──────── Extracted information
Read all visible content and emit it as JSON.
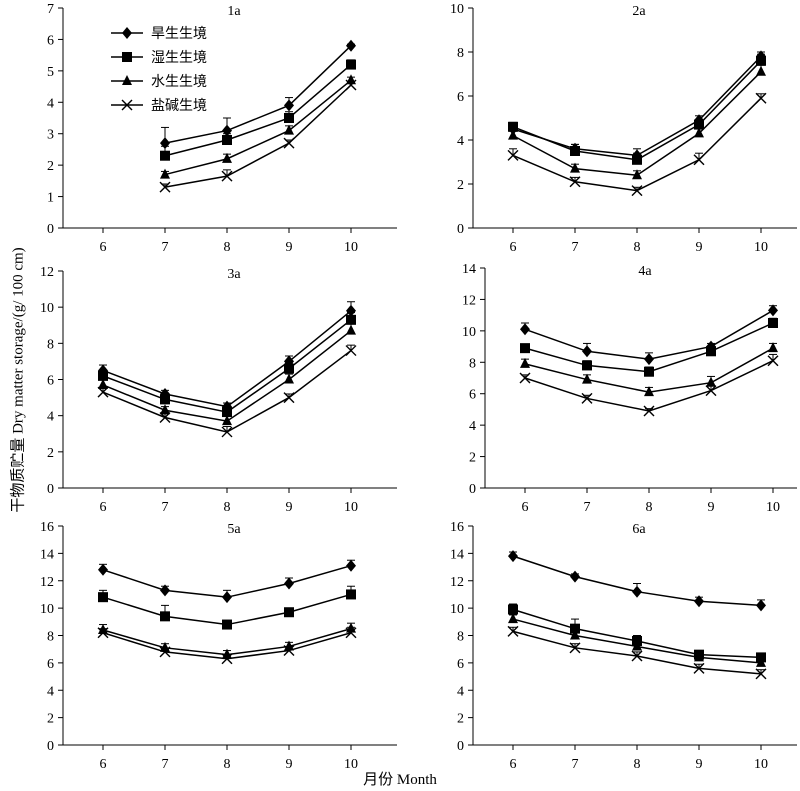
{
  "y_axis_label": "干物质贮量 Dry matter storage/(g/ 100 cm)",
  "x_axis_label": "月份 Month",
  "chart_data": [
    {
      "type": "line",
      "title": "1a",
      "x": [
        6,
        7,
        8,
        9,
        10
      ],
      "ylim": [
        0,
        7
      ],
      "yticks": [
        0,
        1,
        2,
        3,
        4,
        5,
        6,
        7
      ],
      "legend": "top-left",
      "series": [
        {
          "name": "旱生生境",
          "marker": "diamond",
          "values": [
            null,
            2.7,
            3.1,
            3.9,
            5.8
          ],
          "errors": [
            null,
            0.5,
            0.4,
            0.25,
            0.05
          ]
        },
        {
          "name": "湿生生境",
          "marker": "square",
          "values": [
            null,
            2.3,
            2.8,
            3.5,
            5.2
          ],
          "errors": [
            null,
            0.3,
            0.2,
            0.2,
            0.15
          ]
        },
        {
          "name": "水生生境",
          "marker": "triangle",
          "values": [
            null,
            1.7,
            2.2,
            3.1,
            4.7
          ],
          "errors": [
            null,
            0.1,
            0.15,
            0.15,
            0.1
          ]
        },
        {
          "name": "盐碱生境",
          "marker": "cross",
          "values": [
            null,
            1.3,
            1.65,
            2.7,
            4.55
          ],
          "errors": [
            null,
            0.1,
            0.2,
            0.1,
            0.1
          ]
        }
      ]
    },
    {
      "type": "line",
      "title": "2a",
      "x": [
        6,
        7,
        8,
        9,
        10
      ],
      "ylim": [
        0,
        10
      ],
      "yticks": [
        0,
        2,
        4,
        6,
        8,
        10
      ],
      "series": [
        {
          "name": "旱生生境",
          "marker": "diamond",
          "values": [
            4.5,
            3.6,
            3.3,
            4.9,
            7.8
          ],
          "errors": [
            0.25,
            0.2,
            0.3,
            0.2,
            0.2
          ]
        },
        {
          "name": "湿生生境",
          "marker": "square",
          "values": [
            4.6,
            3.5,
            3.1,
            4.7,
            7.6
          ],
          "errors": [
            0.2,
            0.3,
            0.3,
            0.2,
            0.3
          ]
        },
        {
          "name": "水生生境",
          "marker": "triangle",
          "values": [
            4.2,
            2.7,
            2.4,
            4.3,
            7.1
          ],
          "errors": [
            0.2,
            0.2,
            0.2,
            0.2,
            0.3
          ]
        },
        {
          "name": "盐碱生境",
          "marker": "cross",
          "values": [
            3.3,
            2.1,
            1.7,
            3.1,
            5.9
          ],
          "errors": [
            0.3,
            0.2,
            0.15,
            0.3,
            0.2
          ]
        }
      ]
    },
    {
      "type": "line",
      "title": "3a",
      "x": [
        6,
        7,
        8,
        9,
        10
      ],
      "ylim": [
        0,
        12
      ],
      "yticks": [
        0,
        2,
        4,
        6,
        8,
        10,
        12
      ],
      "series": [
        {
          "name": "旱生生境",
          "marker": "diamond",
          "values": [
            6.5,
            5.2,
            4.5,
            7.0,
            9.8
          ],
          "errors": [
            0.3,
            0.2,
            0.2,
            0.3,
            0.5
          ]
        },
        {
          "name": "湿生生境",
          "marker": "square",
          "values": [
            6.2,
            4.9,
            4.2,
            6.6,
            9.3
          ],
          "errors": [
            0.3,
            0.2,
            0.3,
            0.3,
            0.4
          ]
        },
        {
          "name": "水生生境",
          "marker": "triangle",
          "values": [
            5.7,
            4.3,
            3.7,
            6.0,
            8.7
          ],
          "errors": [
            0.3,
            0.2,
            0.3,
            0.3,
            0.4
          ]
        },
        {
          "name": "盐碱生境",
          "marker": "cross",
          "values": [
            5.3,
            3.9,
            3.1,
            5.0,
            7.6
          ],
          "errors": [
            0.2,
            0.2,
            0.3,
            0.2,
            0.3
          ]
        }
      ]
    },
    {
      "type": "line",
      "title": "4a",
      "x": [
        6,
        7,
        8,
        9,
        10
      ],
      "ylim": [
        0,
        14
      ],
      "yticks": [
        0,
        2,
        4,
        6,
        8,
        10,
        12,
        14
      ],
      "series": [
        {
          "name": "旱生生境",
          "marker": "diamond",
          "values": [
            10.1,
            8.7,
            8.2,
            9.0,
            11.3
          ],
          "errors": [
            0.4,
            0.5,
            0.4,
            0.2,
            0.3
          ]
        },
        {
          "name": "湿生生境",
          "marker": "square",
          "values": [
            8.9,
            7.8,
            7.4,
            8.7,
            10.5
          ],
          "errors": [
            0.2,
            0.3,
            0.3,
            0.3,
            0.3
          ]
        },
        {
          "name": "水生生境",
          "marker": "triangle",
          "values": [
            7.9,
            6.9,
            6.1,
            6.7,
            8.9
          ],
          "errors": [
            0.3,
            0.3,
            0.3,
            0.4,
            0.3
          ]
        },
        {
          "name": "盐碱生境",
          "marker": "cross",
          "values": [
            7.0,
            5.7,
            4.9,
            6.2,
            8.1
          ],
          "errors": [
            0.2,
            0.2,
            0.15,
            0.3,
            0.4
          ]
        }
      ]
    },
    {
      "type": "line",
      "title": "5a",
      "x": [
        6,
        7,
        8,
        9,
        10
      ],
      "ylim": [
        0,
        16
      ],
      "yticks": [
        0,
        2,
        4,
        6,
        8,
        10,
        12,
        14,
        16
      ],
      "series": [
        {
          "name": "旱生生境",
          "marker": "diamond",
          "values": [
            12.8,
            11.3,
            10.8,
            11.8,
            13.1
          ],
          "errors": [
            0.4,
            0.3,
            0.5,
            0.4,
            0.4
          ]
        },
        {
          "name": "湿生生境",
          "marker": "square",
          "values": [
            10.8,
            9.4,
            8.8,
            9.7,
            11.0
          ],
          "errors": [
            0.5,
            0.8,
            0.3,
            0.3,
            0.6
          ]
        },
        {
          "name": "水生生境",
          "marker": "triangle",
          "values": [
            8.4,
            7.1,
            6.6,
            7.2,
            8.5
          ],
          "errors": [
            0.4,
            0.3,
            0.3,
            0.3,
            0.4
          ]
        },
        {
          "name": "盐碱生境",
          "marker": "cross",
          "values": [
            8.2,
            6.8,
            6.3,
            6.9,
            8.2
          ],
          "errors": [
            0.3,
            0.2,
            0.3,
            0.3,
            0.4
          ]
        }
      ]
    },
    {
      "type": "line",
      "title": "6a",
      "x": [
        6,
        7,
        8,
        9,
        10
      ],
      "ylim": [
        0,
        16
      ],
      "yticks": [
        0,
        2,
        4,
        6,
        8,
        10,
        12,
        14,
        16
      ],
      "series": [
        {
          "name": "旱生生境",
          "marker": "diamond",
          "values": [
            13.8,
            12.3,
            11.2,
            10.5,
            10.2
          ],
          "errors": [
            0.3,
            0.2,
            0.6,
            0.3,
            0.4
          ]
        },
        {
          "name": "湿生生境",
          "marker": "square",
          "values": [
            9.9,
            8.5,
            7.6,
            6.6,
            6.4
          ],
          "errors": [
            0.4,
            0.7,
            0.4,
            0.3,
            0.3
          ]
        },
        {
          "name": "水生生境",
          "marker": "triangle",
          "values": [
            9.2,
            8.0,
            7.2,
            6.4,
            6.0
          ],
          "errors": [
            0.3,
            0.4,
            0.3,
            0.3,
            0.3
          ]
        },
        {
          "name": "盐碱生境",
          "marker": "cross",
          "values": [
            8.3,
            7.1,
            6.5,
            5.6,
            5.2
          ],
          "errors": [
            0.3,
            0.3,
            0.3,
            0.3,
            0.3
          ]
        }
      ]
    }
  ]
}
────────────────
## Task details
Your task is to copy the entries in full and exactly, without any images.

## Problem solution
Read all visible content and emit it as JSON.
{
  "y_axis_label": "干物质贮量 Dry matter storage/(g/ 100 cm)",
  "x_axis_label": "月份 Month",
  "chart_data": [
    {
      "type": "line",
      "title": "1a",
      "x": [
        6,
        7,
        8,
        9,
        10
      ],
      "ylim": [
        0,
        7
      ],
      "yticks": [
        0,
        1,
        2,
        3,
        4,
        5,
        6,
        7
      ],
      "legend": "top-left",
      "series": [
        {
          "name": "旱生生境",
          "marker": "diamond",
          "values": [
            null,
            2.7,
            3.1,
            3.9,
            5.8
          ],
          "errors": [
            null,
            0.5,
            0.4,
            0.25,
            0.05
          ]
        },
        {
          "name": "湿生生境",
          "marker": "square",
          "values": [
            null,
            2.3,
            2.8,
            3.5,
            5.2
          ],
          "errors": [
            null,
            0.3,
            0.2,
            0.2,
            0.15
          ]
        },
        {
          "name": "水生生境",
          "marker": "triangle",
          "values": [
            null,
            1.7,
            2.2,
            3.1,
            4.7
          ],
          "errors": [
            null,
            0.1,
            0.15,
            0.15,
            0.1
          ]
        },
        {
          "name": "盐碱生境",
          "marker": "cross",
          "values": [
            null,
            1.3,
            1.65,
            2.7,
            4.55
          ],
          "errors": [
            null,
            0.1,
            0.2,
            0.1,
            0.1
          ]
        }
      ]
    },
    {
      "type": "line",
      "title": "2a",
      "x": [
        6,
        7,
        8,
        9,
        10
      ],
      "ylim": [
        0,
        10
      ],
      "yticks": [
        0,
        2,
        4,
        6,
        8,
        10
      ],
      "series": [
        {
          "name": "旱生生境",
          "marker": "diamond",
          "values": [
            4.5,
            3.6,
            3.3,
            4.9,
            7.8
          ],
          "errors": [
            0.25,
            0.2,
            0.3,
            0.2,
            0.2
          ]
        },
        {
          "name": "湿生生境",
          "marker": "square",
          "values": [
            4.6,
            3.5,
            3.1,
            4.7,
            7.6
          ],
          "errors": [
            0.2,
            0.3,
            0.3,
            0.2,
            0.3
          ]
        },
        {
          "name": "水生生境",
          "marker": "triangle",
          "values": [
            4.2,
            2.7,
            2.4,
            4.3,
            7.1
          ],
          "errors": [
            0.2,
            0.2,
            0.2,
            0.2,
            0.3
          ]
        },
        {
          "name": "盐碱生境",
          "marker": "cross",
          "values": [
            3.3,
            2.1,
            1.7,
            3.1,
            5.9
          ],
          "errors": [
            0.3,
            0.2,
            0.15,
            0.3,
            0.2
          ]
        }
      ]
    },
    {
      "type": "line",
      "title": "3a",
      "x": [
        6,
        7,
        8,
        9,
        10
      ],
      "ylim": [
        0,
        12
      ],
      "yticks": [
        0,
        2,
        4,
        6,
        8,
        10,
        12
      ],
      "series": [
        {
          "name": "旱生生境",
          "marker": "diamond",
          "values": [
            6.5,
            5.2,
            4.5,
            7.0,
            9.8
          ],
          "errors": [
            0.3,
            0.2,
            0.2,
            0.3,
            0.5
          ]
        },
        {
          "name": "湿生生境",
          "marker": "square",
          "values": [
            6.2,
            4.9,
            4.2,
            6.6,
            9.3
          ],
          "errors": [
            0.3,
            0.2,
            0.3,
            0.3,
            0.4
          ]
        },
        {
          "name": "水生生境",
          "marker": "triangle",
          "values": [
            5.7,
            4.3,
            3.7,
            6.0,
            8.7
          ],
          "errors": [
            0.3,
            0.2,
            0.3,
            0.3,
            0.4
          ]
        },
        {
          "name": "盐碱生境",
          "marker": "cross",
          "values": [
            5.3,
            3.9,
            3.1,
            5.0,
            7.6
          ],
          "errors": [
            0.2,
            0.2,
            0.3,
            0.2,
            0.3
          ]
        }
      ]
    },
    {
      "type": "line",
      "title": "4a",
      "x": [
        6,
        7,
        8,
        9,
        10
      ],
      "ylim": [
        0,
        14
      ],
      "yticks": [
        0,
        2,
        4,
        6,
        8,
        10,
        12,
        14
      ],
      "series": [
        {
          "name": "旱生生境",
          "marker": "diamond",
          "values": [
            10.1,
            8.7,
            8.2,
            9.0,
            11.3
          ],
          "errors": [
            0.4,
            0.5,
            0.4,
            0.2,
            0.3
          ]
        },
        {
          "name": "湿生生境",
          "marker": "square",
          "values": [
            8.9,
            7.8,
            7.4,
            8.7,
            10.5
          ],
          "errors": [
            0.2,
            0.3,
            0.3,
            0.3,
            0.3
          ]
        },
        {
          "name": "水生生境",
          "marker": "triangle",
          "values": [
            7.9,
            6.9,
            6.1,
            6.7,
            8.9
          ],
          "errors": [
            0.3,
            0.3,
            0.3,
            0.4,
            0.3
          ]
        },
        {
          "name": "盐碱生境",
          "marker": "cross",
          "values": [
            7.0,
            5.7,
            4.9,
            6.2,
            8.1
          ],
          "errors": [
            0.2,
            0.2,
            0.15,
            0.3,
            0.4
          ]
        }
      ]
    },
    {
      "type": "line",
      "title": "5a",
      "x": [
        6,
        7,
        8,
        9,
        10
      ],
      "ylim": [
        0,
        16
      ],
      "yticks": [
        0,
        2,
        4,
        6,
        8,
        10,
        12,
        14,
        16
      ],
      "series": [
        {
          "name": "旱生生境",
          "marker": "diamond",
          "values": [
            12.8,
            11.3,
            10.8,
            11.8,
            13.1
          ],
          "errors": [
            0.4,
            0.3,
            0.5,
            0.4,
            0.4
          ]
        },
        {
          "name": "湿生生境",
          "marker": "square",
          "values": [
            10.8,
            9.4,
            8.8,
            9.7,
            11.0
          ],
          "errors": [
            0.5,
            0.8,
            0.3,
            0.3,
            0.6
          ]
        },
        {
          "name": "水生生境",
          "marker": "triangle",
          "values": [
            8.4,
            7.1,
            6.6,
            7.2,
            8.5
          ],
          "errors": [
            0.4,
            0.3,
            0.3,
            0.3,
            0.4
          ]
        },
        {
          "name": "盐碱生境",
          "marker": "cross",
          "values": [
            8.2,
            6.8,
            6.3,
            6.9,
            8.2
          ],
          "errors": [
            0.3,
            0.2,
            0.3,
            0.3,
            0.4
          ]
        }
      ]
    },
    {
      "type": "line",
      "title": "6a",
      "x": [
        6,
        7,
        8,
        9,
        10
      ],
      "ylim": [
        0,
        16
      ],
      "yticks": [
        0,
        2,
        4,
        6,
        8,
        10,
        12,
        14,
        16
      ],
      "series": [
        {
          "name": "旱生生境",
          "marker": "diamond",
          "values": [
            13.8,
            12.3,
            11.2,
            10.5,
            10.2
          ],
          "errors": [
            0.3,
            0.2,
            0.6,
            0.3,
            0.4
          ]
        },
        {
          "name": "湿生生境",
          "marker": "square",
          "values": [
            9.9,
            8.5,
            7.6,
            6.6,
            6.4
          ],
          "errors": [
            0.4,
            0.7,
            0.4,
            0.3,
            0.3
          ]
        },
        {
          "name": "水生生境",
          "marker": "triangle",
          "values": [
            9.2,
            8.0,
            7.2,
            6.4,
            6.0
          ],
          "errors": [
            0.3,
            0.4,
            0.3,
            0.3,
            0.3
          ]
        },
        {
          "name": "盐碱生境",
          "marker": "cross",
          "values": [
            8.3,
            7.1,
            6.5,
            5.6,
            5.2
          ],
          "errors": [
            0.3,
            0.3,
            0.3,
            0.3,
            0.3
          ]
        }
      ]
    }
  ]
}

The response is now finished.